● **What this task involves**: Gather all lines with "宽玻纤网格布" from the records.

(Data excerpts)
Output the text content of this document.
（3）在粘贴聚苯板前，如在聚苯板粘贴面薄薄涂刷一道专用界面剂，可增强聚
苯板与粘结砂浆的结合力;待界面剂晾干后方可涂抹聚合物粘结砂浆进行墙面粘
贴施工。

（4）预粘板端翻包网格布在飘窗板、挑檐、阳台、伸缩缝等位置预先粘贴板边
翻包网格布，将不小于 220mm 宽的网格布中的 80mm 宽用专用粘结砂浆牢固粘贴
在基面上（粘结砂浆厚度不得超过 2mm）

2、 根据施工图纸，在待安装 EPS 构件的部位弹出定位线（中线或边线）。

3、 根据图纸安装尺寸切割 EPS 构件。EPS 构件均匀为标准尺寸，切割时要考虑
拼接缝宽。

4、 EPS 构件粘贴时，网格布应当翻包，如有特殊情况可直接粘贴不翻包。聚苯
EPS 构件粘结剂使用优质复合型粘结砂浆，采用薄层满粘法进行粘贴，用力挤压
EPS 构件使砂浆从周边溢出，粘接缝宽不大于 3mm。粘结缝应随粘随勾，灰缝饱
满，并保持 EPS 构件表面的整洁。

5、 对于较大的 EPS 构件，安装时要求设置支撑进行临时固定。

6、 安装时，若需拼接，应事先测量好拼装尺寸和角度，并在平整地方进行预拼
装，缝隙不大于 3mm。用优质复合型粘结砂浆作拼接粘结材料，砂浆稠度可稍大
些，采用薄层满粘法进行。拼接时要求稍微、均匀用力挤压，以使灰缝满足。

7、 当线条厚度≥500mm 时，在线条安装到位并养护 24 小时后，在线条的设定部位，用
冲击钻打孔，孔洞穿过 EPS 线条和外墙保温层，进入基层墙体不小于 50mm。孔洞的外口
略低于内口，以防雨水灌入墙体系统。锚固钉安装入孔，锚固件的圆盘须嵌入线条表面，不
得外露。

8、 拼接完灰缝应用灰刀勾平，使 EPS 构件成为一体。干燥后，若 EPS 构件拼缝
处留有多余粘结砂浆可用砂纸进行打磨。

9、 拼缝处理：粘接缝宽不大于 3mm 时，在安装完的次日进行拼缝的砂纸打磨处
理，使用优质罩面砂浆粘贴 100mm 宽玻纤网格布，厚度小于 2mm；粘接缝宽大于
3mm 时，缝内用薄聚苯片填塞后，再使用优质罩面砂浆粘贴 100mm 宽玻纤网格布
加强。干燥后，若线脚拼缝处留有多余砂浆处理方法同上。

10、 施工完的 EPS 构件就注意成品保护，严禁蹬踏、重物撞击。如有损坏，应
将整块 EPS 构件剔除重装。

● **Completed exercise**:
理，使用优质罩面砂浆粘贴 100mm 宽玻纤网格布，厚度小于 2mm；粘接缝宽大于
3mm 时，缝内用薄聚苯片填塞后，再使用优质罩面砂浆粘贴 100mm 宽玻纤网格布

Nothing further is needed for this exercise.